Of the lines in the data below, count the ones holding the string "time", and answer with that number only.

[Extracts from a graphics dataset]
########
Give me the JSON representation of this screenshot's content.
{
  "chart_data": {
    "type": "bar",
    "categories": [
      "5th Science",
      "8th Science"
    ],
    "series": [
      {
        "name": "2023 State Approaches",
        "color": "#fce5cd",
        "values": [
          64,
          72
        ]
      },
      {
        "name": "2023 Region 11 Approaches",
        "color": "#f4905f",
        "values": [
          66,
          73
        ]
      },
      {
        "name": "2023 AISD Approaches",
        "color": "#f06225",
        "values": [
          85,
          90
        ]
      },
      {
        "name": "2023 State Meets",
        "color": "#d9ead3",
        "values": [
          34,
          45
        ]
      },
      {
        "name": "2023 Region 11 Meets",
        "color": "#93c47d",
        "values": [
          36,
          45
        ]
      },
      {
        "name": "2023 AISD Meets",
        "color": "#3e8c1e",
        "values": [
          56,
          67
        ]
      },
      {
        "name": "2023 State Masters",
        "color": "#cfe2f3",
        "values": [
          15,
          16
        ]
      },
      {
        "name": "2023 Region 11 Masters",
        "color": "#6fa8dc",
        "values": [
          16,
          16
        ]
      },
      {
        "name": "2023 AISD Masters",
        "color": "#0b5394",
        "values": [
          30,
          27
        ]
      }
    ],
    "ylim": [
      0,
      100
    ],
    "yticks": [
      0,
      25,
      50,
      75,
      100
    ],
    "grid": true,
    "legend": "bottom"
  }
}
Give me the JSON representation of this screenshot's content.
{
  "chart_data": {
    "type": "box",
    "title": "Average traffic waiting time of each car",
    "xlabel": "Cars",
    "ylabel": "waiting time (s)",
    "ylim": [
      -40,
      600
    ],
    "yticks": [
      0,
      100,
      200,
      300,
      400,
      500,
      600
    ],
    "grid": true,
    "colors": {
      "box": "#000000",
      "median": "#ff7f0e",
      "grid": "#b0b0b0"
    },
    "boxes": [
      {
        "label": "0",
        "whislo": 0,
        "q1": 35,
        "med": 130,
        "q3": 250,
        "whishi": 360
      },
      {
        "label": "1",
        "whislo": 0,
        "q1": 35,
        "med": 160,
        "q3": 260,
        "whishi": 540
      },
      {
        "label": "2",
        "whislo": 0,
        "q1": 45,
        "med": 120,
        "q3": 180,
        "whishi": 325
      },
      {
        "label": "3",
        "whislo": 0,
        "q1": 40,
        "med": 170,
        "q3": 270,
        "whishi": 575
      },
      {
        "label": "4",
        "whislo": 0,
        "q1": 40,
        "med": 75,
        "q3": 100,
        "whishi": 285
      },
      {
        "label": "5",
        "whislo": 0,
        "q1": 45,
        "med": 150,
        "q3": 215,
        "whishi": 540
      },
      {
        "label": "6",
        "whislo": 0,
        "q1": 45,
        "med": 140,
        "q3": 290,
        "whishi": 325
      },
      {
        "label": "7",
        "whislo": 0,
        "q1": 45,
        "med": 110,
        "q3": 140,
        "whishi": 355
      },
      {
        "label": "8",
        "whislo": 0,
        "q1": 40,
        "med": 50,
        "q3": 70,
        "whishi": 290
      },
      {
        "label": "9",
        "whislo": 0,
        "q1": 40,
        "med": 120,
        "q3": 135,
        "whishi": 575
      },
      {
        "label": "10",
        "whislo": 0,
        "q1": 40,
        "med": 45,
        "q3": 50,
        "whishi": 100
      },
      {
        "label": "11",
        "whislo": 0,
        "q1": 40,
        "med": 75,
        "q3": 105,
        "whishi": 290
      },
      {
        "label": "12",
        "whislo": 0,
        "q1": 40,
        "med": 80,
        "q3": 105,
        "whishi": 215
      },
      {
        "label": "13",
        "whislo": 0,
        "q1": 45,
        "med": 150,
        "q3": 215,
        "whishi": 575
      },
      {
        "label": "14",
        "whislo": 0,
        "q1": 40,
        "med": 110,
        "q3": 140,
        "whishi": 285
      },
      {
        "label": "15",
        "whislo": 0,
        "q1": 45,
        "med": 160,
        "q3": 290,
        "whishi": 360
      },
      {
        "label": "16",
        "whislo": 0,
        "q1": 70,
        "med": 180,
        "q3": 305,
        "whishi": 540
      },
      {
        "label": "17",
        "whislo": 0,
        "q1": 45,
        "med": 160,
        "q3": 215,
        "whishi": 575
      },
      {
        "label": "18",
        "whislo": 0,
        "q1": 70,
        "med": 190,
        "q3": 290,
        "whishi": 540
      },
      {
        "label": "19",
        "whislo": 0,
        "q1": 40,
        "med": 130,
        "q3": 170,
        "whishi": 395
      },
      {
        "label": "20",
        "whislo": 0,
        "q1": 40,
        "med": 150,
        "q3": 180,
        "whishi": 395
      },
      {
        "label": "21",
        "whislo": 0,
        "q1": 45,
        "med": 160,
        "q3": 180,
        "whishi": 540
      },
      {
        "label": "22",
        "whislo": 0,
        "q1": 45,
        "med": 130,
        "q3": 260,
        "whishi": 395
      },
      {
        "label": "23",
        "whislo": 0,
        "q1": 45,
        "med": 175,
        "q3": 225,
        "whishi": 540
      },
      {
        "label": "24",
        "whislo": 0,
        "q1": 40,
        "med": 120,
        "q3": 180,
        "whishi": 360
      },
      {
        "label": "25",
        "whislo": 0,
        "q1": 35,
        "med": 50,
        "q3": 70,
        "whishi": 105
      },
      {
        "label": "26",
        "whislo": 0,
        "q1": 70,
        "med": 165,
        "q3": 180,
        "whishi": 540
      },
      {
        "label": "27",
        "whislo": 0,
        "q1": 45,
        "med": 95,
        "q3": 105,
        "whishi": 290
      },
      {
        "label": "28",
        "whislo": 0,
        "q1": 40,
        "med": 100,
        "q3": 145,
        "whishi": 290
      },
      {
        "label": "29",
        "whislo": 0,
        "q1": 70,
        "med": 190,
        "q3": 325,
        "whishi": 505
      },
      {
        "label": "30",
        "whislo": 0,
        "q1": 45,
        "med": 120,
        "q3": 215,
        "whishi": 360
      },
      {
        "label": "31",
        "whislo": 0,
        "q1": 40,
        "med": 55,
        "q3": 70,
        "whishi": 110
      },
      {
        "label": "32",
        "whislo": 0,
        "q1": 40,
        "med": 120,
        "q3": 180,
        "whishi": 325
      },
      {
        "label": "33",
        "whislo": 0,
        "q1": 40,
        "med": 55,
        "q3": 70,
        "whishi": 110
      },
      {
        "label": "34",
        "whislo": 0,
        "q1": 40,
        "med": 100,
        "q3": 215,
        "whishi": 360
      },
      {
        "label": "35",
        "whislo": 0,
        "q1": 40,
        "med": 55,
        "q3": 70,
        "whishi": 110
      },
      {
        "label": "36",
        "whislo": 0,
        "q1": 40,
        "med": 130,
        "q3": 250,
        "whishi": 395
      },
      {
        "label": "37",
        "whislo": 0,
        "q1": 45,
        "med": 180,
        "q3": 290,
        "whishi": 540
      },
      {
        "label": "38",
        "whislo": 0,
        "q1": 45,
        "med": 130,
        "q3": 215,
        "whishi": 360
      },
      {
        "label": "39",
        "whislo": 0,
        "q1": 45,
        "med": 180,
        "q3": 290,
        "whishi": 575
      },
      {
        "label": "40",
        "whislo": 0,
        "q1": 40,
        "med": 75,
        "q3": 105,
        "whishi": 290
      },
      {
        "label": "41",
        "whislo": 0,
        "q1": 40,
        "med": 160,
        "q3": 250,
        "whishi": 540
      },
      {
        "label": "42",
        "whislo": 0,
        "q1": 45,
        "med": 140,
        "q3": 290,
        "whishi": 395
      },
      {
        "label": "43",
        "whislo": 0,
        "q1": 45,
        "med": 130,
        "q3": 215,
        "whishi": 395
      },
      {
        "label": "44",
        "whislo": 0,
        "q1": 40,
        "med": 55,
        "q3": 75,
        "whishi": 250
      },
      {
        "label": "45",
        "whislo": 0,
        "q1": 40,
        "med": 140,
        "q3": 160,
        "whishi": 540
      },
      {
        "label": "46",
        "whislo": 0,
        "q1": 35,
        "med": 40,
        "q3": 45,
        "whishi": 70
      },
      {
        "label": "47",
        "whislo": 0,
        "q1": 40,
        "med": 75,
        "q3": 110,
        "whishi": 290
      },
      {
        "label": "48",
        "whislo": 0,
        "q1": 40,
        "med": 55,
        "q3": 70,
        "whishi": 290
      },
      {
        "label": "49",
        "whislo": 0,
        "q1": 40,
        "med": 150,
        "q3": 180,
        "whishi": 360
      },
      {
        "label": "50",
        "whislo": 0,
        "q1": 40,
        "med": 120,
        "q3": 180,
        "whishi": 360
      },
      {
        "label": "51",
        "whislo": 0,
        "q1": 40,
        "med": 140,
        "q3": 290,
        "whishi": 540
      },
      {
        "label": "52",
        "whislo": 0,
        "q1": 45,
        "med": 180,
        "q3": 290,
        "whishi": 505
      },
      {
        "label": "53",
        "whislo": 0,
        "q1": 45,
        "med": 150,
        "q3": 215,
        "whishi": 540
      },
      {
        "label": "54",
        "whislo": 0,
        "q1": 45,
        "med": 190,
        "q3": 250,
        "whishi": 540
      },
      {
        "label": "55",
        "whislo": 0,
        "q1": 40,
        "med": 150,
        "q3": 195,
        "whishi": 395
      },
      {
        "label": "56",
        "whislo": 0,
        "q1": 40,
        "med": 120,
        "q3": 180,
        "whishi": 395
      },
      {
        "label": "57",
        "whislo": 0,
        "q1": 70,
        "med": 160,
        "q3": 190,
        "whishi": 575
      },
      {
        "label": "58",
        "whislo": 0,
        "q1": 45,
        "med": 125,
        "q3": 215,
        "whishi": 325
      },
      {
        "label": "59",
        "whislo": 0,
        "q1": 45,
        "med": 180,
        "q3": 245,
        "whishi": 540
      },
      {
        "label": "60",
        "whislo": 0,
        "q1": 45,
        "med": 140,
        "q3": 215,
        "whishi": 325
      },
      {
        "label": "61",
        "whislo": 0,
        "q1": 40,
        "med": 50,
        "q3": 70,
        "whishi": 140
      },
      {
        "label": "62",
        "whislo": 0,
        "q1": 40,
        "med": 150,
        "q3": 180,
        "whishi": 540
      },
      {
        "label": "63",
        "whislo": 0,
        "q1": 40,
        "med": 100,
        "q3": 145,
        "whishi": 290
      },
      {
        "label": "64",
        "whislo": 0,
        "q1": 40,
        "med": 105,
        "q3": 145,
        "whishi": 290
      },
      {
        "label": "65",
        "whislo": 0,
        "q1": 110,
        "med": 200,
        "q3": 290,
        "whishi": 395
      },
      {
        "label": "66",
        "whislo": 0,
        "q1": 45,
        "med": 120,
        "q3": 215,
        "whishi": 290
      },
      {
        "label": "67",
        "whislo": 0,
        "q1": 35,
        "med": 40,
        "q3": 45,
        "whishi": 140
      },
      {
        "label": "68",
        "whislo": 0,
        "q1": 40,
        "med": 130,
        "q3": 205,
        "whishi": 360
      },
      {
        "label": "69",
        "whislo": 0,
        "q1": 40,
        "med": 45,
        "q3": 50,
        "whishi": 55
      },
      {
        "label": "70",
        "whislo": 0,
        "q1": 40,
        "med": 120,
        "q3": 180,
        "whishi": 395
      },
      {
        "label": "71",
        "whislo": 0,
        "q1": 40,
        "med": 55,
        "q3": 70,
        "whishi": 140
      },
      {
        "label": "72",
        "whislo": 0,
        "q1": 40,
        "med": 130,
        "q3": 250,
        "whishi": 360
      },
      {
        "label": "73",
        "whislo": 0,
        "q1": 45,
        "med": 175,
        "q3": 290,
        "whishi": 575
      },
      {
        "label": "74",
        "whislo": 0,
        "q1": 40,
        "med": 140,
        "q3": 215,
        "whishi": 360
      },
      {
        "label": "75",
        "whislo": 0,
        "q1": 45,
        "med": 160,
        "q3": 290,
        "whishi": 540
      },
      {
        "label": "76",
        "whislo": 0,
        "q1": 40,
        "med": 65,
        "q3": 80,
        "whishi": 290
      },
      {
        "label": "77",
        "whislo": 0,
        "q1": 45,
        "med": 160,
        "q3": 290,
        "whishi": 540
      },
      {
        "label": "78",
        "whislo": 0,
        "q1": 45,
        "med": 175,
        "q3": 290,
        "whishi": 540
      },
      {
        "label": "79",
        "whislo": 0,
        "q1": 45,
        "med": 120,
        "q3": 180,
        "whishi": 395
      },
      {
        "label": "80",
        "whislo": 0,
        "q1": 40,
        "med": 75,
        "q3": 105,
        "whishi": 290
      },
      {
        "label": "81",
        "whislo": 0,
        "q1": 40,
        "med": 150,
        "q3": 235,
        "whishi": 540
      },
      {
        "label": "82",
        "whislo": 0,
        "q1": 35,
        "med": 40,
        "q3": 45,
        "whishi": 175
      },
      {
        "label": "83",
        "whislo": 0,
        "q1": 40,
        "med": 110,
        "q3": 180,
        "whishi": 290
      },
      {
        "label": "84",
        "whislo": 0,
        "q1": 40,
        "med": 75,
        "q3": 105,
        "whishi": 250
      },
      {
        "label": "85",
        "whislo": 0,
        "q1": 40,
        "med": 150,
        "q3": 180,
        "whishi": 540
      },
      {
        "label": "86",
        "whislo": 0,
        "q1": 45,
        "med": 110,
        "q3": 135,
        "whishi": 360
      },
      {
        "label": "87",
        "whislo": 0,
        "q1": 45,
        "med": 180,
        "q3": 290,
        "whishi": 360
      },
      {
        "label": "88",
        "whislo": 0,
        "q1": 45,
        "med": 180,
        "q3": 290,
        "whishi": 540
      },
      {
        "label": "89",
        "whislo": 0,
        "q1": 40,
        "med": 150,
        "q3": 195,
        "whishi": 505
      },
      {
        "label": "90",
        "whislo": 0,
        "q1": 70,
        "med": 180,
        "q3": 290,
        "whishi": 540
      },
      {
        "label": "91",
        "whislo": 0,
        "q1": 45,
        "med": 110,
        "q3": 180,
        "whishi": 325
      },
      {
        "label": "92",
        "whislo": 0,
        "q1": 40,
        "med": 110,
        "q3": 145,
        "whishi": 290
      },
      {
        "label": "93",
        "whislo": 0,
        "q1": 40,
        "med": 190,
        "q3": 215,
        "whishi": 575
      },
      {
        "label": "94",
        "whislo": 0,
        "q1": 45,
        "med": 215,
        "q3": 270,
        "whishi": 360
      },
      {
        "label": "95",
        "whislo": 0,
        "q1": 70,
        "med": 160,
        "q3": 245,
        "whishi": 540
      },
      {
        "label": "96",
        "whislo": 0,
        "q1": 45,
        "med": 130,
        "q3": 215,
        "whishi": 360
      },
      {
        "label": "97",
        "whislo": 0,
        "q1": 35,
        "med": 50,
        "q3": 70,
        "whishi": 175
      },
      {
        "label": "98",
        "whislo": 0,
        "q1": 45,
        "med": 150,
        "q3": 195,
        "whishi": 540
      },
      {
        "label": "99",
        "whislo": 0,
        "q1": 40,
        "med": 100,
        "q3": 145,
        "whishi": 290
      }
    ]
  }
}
########
Correct response:
2